DIRECTIONS:
Go through the lines below. Copy those with "Default".

INFORMATION SUPPLIED:
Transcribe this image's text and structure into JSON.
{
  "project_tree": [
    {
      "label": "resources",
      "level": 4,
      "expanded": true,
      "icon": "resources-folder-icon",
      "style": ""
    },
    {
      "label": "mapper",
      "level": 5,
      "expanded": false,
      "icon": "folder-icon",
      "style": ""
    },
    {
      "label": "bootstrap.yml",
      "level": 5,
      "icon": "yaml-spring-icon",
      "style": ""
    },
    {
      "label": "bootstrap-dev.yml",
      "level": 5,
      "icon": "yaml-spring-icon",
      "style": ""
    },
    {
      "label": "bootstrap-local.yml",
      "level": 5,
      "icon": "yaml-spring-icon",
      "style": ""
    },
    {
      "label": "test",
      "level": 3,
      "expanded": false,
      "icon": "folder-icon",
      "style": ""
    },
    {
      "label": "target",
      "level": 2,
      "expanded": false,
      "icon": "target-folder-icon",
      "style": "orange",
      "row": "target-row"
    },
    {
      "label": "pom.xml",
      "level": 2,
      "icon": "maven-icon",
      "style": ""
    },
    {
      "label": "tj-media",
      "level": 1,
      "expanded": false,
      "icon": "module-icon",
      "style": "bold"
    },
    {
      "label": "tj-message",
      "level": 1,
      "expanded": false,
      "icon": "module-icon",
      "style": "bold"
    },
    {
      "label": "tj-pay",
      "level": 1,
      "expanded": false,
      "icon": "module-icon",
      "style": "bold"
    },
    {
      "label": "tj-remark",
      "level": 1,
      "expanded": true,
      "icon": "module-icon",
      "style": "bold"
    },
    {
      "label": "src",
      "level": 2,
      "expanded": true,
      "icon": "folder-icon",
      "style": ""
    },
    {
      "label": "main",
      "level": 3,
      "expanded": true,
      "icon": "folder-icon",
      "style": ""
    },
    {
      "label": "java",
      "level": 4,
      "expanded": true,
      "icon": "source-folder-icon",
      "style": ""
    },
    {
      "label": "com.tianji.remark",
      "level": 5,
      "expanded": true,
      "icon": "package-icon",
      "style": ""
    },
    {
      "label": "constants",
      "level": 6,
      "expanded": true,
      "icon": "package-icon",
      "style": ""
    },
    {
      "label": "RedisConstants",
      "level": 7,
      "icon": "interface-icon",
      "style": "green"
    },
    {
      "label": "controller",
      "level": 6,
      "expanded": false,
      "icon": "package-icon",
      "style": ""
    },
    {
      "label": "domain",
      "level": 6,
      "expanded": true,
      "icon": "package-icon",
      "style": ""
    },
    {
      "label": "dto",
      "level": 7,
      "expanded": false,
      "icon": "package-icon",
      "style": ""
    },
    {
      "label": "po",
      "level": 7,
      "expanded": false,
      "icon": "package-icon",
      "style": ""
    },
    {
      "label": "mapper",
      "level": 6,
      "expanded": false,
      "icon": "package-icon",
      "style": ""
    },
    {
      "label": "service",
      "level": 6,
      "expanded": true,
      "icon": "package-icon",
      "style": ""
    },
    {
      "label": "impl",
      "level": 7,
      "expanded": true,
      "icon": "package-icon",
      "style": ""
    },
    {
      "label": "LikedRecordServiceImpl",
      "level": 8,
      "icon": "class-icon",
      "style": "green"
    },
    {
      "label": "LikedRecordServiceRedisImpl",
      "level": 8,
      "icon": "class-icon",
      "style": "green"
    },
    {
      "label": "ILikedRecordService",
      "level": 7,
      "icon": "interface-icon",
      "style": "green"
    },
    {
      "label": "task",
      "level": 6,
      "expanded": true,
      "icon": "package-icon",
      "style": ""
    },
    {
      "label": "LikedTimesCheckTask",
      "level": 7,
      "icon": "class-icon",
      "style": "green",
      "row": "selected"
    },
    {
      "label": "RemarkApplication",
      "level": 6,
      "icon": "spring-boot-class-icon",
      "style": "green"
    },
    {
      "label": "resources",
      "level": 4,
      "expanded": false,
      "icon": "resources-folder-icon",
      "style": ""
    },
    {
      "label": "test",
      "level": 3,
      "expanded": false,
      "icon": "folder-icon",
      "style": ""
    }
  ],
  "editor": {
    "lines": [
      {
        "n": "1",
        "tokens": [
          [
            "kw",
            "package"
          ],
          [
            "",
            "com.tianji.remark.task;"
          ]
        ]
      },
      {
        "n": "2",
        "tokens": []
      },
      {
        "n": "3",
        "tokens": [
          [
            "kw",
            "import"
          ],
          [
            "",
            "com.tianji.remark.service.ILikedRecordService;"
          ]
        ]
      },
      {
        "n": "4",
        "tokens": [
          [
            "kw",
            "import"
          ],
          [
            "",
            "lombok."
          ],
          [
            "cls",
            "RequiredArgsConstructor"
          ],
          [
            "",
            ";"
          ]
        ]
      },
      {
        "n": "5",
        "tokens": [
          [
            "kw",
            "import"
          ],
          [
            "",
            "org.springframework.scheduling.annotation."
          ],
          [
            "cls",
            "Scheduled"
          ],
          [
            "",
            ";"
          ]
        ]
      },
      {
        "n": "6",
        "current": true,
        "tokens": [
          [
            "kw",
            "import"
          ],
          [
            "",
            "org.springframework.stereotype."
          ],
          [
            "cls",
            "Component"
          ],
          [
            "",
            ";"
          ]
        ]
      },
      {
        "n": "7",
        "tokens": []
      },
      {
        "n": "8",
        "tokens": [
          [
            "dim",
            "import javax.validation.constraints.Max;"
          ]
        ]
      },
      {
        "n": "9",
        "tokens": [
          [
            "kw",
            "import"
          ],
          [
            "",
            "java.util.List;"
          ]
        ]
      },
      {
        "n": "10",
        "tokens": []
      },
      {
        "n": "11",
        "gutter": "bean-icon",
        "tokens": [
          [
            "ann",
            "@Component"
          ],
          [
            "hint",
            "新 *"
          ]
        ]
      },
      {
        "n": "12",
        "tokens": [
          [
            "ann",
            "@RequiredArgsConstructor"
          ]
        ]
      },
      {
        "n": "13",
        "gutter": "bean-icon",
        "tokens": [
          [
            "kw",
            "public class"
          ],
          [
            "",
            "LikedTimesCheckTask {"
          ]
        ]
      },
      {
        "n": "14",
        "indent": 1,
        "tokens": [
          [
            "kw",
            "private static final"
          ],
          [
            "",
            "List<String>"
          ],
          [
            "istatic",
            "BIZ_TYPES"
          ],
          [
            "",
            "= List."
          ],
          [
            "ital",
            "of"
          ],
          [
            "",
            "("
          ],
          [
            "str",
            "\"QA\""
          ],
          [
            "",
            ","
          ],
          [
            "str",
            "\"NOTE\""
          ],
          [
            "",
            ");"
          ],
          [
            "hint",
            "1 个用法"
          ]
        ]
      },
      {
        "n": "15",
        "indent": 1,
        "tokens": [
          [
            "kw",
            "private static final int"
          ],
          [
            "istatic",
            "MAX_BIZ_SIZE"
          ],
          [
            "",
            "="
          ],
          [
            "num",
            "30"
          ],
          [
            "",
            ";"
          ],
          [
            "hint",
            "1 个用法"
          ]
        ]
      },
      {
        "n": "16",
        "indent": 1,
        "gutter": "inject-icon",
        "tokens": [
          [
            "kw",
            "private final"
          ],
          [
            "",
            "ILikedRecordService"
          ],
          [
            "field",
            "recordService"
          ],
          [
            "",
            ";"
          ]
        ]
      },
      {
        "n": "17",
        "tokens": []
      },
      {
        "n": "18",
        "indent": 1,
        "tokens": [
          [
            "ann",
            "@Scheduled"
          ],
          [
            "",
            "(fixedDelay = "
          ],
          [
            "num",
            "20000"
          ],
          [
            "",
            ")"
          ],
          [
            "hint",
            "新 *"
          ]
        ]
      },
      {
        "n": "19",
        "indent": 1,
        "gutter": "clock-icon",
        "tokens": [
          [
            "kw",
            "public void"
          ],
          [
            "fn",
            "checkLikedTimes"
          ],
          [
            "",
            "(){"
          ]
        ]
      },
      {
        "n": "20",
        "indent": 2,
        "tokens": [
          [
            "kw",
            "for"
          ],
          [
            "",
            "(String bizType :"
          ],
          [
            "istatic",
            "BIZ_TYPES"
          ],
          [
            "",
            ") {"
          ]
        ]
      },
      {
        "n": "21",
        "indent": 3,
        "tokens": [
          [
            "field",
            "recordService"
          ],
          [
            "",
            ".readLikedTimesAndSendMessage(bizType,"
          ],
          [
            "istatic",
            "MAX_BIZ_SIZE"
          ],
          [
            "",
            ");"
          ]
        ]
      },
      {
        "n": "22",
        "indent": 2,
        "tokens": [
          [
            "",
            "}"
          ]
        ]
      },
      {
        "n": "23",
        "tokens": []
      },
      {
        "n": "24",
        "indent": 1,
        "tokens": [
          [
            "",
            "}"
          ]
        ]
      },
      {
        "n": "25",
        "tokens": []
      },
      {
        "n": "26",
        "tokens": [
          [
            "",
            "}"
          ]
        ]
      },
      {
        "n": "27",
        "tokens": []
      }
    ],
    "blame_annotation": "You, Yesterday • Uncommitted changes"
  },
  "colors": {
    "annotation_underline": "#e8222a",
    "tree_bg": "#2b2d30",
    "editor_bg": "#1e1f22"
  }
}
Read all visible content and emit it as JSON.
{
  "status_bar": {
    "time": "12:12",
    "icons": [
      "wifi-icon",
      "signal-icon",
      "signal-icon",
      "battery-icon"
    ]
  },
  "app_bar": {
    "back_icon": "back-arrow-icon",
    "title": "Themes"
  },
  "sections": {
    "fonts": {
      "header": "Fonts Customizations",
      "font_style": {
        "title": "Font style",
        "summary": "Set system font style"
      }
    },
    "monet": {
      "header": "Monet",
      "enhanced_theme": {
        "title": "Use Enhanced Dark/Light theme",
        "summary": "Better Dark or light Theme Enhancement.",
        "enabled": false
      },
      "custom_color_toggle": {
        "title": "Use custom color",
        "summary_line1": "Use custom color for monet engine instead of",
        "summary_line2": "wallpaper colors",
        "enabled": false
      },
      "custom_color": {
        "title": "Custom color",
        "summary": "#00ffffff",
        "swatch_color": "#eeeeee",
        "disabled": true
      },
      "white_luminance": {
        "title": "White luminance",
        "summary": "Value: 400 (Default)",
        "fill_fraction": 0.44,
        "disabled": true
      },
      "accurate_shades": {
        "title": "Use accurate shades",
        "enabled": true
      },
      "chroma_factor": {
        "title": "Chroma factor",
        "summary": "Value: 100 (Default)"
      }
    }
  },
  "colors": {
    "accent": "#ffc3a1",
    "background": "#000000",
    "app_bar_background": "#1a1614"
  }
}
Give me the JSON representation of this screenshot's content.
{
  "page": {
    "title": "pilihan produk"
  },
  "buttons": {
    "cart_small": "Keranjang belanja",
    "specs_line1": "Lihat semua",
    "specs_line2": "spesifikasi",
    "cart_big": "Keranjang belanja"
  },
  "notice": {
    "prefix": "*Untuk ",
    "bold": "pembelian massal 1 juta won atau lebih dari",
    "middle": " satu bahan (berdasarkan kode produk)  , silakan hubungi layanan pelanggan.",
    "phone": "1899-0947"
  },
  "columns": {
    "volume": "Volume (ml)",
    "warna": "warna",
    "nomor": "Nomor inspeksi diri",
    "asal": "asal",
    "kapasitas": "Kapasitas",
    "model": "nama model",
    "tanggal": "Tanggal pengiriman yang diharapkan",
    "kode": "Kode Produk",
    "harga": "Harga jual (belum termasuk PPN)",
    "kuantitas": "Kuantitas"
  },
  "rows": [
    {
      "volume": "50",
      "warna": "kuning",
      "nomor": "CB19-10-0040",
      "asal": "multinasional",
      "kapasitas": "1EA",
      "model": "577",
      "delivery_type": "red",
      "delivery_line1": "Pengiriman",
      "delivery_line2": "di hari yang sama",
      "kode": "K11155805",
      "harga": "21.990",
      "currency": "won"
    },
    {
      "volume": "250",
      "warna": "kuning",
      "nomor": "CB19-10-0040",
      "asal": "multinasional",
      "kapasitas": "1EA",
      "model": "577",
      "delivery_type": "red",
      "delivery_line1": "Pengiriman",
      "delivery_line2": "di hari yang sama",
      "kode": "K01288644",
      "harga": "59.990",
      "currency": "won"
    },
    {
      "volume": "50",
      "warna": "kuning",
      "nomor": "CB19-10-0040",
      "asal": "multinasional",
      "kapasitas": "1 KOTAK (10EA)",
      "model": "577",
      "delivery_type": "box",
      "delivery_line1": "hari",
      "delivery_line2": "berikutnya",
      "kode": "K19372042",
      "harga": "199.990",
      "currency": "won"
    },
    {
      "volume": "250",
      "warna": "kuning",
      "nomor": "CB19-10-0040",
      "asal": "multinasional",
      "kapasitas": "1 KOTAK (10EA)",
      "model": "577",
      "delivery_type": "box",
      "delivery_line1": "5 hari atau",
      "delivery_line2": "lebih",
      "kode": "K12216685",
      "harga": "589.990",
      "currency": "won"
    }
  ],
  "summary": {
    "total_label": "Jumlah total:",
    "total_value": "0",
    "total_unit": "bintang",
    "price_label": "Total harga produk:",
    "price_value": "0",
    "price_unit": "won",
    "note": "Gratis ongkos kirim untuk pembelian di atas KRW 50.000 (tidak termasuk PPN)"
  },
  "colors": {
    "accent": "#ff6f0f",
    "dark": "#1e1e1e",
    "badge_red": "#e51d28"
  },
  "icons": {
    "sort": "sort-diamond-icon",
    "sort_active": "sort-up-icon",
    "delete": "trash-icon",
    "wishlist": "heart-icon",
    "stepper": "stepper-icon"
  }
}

RESULT BELOW:
        "summary": "Value: 400 (Default)",
        "summary": "Value: 100 (Default)"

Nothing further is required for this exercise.